Start Material for the task

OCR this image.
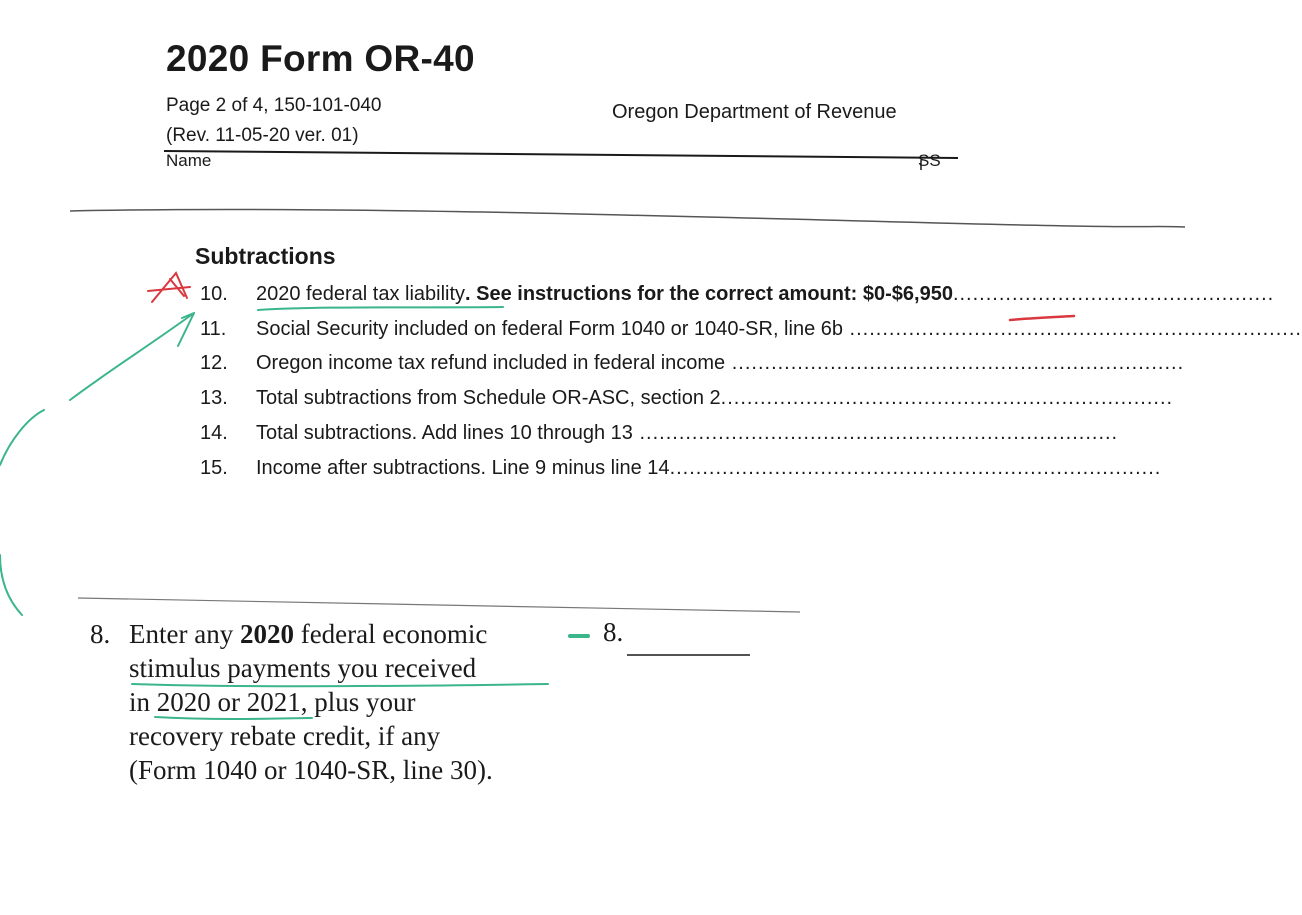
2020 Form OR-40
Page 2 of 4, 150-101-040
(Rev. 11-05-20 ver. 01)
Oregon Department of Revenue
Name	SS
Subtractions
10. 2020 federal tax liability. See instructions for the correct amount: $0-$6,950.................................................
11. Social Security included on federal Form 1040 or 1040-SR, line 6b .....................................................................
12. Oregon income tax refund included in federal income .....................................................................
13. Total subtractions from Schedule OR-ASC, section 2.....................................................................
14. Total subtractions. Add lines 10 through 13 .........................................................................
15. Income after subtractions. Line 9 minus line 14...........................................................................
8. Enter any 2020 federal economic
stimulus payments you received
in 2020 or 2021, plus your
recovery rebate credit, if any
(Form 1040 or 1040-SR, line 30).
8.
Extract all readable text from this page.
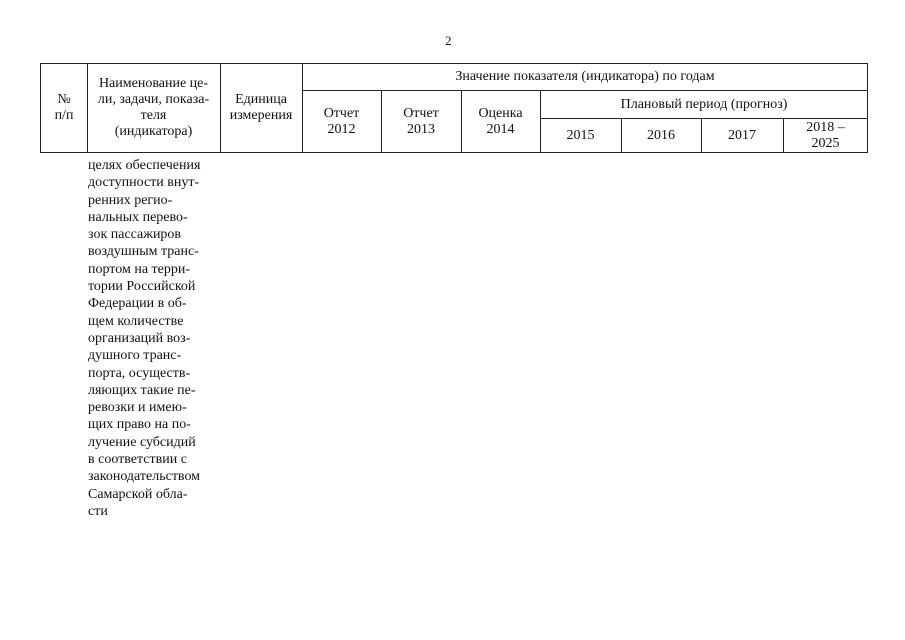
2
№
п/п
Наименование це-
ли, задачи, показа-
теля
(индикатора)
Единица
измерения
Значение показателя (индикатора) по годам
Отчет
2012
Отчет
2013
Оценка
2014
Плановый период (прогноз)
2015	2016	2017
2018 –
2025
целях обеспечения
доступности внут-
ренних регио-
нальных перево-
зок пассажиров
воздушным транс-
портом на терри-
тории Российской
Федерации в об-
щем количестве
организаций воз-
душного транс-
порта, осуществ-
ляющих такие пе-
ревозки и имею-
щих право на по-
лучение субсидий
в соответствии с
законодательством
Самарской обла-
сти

End Material for the task
Start Material for the task

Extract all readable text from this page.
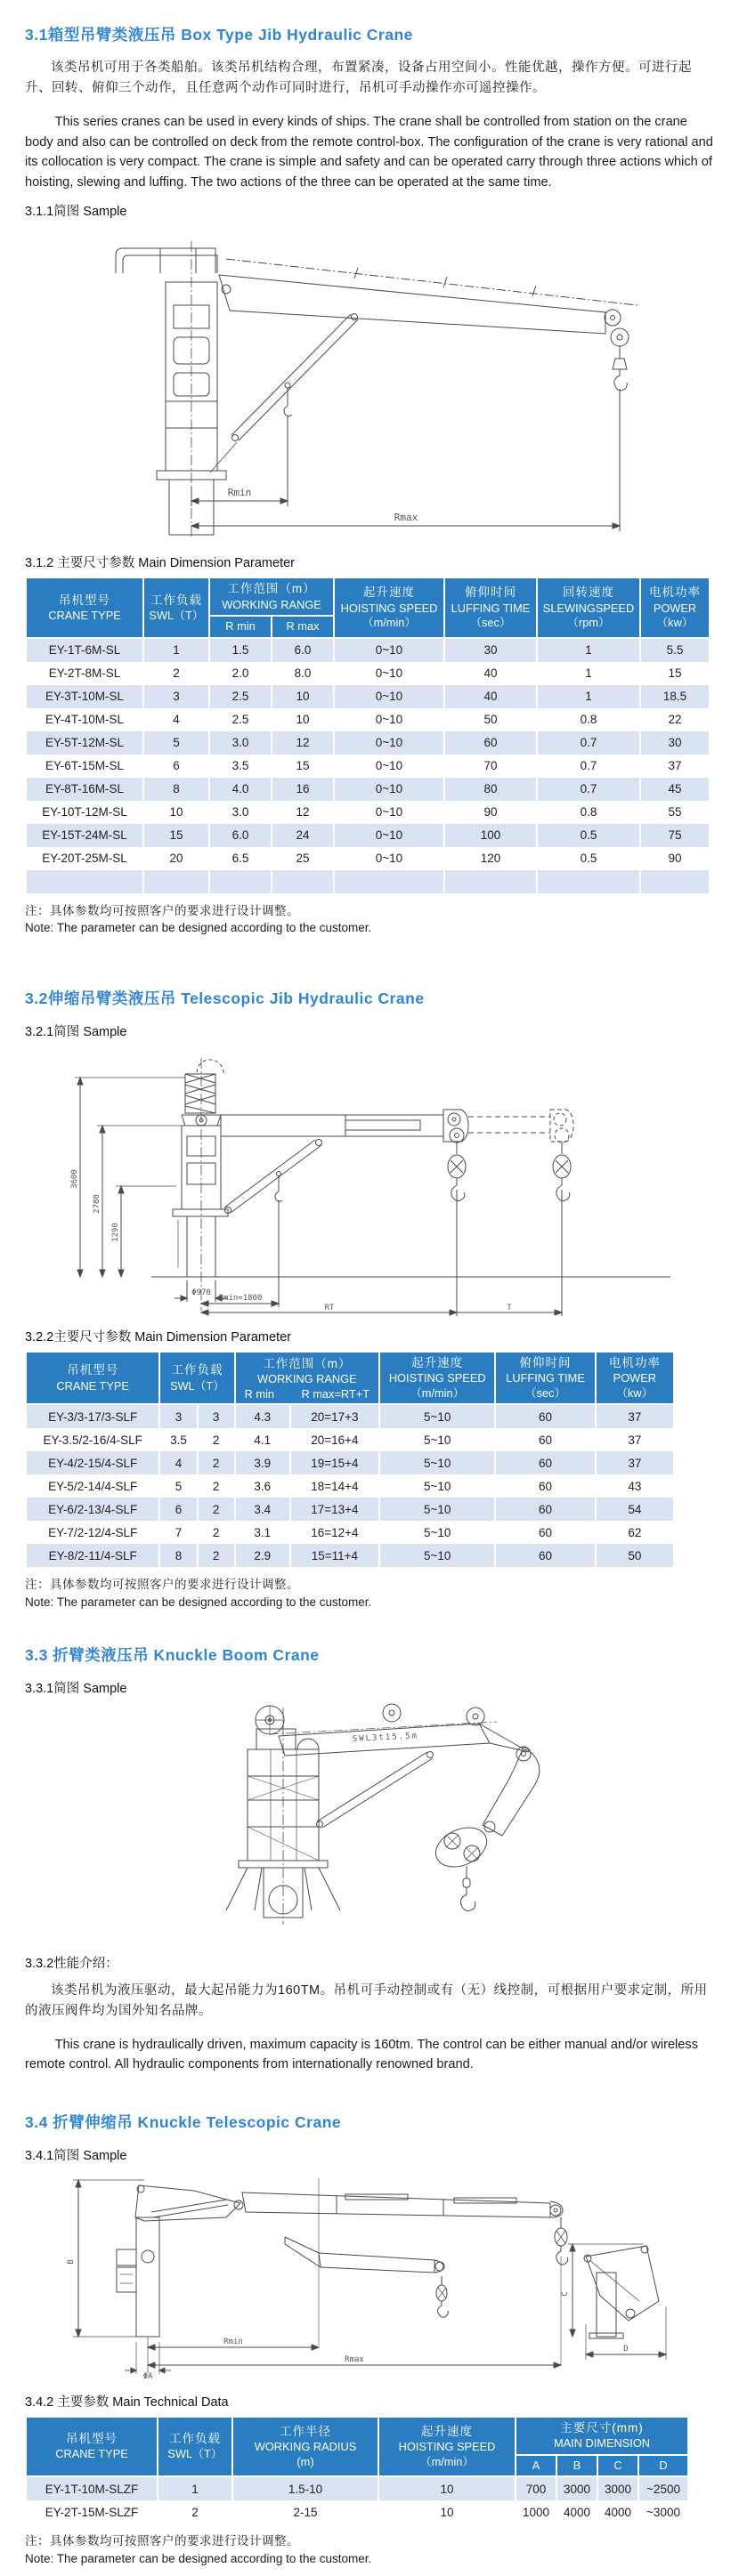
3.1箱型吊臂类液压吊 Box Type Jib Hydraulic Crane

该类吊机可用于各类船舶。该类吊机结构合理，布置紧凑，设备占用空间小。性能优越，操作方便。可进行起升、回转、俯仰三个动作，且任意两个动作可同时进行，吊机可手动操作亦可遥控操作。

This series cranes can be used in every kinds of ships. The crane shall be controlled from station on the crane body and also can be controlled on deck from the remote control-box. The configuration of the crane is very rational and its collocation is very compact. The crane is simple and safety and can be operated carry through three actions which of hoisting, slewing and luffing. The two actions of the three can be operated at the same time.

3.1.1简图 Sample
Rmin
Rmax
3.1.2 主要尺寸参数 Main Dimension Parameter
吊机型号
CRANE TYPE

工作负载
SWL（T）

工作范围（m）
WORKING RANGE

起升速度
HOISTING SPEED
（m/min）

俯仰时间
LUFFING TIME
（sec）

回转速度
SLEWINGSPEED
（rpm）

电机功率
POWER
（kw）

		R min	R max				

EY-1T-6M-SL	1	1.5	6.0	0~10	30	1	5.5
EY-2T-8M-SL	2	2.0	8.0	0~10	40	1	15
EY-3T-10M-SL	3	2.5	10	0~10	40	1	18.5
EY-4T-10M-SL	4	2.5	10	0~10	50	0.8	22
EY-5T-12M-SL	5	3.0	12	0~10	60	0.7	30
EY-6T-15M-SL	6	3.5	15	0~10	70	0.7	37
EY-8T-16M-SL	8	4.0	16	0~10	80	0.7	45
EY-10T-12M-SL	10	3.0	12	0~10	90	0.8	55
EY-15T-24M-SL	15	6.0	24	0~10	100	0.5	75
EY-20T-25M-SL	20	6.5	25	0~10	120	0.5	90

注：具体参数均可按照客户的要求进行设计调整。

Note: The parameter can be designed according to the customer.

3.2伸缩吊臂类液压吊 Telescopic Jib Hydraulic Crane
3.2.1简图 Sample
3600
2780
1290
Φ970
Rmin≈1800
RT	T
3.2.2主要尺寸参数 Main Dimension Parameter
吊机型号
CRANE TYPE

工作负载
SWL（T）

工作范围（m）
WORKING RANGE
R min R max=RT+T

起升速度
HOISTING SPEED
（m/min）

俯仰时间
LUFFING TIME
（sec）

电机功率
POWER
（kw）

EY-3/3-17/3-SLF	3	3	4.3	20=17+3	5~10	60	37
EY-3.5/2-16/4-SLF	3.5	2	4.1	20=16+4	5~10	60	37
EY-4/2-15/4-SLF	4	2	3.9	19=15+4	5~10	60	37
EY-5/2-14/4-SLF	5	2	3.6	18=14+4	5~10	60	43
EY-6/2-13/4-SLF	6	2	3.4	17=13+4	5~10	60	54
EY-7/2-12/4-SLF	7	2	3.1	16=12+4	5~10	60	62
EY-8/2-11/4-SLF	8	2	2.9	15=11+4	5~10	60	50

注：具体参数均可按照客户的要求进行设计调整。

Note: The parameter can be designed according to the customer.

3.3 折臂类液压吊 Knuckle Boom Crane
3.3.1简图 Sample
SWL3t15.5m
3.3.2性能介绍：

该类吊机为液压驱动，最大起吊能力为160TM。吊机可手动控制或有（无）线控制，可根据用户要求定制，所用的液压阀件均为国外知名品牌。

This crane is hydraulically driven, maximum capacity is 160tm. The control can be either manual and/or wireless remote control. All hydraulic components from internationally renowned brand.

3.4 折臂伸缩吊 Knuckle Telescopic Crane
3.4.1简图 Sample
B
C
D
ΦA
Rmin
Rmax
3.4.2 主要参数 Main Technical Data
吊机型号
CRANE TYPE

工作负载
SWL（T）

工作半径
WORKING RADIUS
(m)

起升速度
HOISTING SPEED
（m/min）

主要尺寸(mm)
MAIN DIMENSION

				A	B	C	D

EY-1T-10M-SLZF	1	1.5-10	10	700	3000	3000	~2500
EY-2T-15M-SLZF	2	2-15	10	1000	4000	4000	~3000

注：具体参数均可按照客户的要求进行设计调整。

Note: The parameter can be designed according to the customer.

End Material for the task
Start Material for the task

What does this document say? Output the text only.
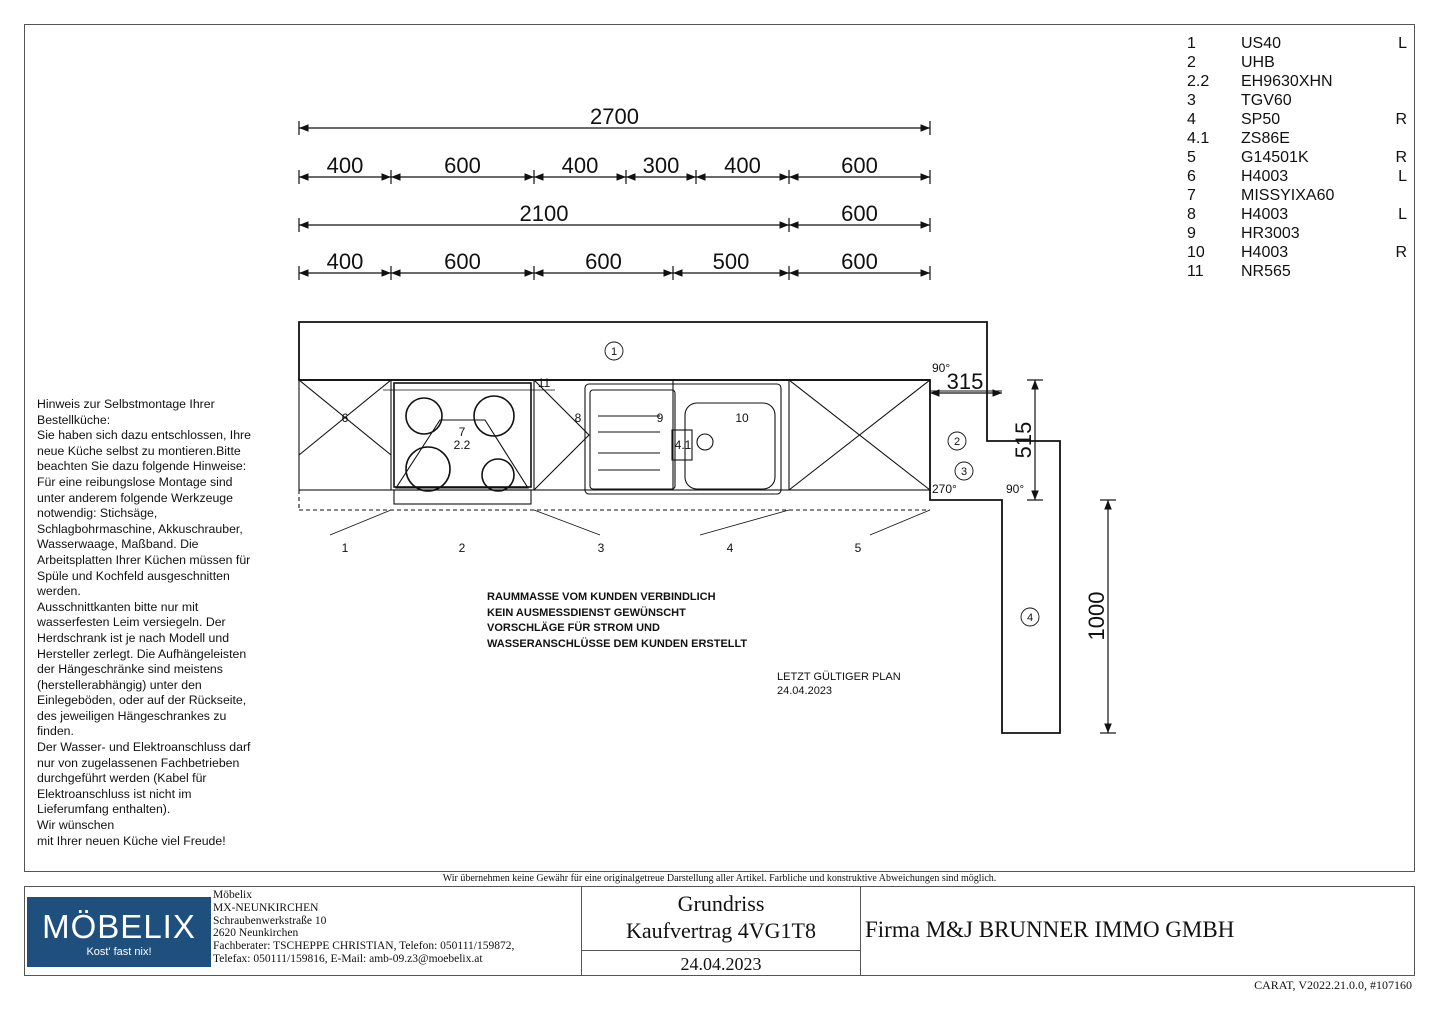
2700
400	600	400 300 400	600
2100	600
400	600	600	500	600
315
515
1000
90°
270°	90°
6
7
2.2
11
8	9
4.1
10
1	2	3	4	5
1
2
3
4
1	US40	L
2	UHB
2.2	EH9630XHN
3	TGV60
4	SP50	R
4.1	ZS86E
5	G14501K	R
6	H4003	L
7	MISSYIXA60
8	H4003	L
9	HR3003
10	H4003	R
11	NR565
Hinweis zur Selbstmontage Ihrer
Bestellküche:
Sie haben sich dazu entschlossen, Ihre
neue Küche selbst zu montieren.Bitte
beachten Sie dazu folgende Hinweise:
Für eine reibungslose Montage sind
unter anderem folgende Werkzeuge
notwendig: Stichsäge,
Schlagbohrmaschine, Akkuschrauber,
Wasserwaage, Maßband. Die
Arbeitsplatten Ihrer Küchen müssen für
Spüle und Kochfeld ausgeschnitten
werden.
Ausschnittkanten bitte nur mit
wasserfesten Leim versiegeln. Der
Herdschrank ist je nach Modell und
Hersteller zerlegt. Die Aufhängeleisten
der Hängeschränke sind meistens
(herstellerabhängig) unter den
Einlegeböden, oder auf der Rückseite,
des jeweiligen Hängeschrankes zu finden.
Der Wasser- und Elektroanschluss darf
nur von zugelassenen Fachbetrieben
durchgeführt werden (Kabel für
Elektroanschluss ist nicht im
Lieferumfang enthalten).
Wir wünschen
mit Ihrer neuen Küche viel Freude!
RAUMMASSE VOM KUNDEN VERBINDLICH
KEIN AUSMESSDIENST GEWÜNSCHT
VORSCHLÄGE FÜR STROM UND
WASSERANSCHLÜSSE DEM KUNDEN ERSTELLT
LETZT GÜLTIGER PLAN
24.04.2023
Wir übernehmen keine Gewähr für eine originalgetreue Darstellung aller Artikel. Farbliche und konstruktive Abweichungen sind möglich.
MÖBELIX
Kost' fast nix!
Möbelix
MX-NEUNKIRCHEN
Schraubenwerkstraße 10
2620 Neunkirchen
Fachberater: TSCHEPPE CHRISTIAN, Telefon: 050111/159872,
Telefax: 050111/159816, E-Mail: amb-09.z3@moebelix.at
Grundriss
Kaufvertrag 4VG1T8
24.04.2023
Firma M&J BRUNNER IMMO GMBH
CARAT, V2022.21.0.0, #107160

End Material for the task

### What is asked
In the listing, find each line with the string "included" and copy it.

### Exercise output
11. Social Security included on federal Form 1040 or 1040-SR, line 6b .....................................................................
12. Oregon income tax refund included in federal income .....................................................................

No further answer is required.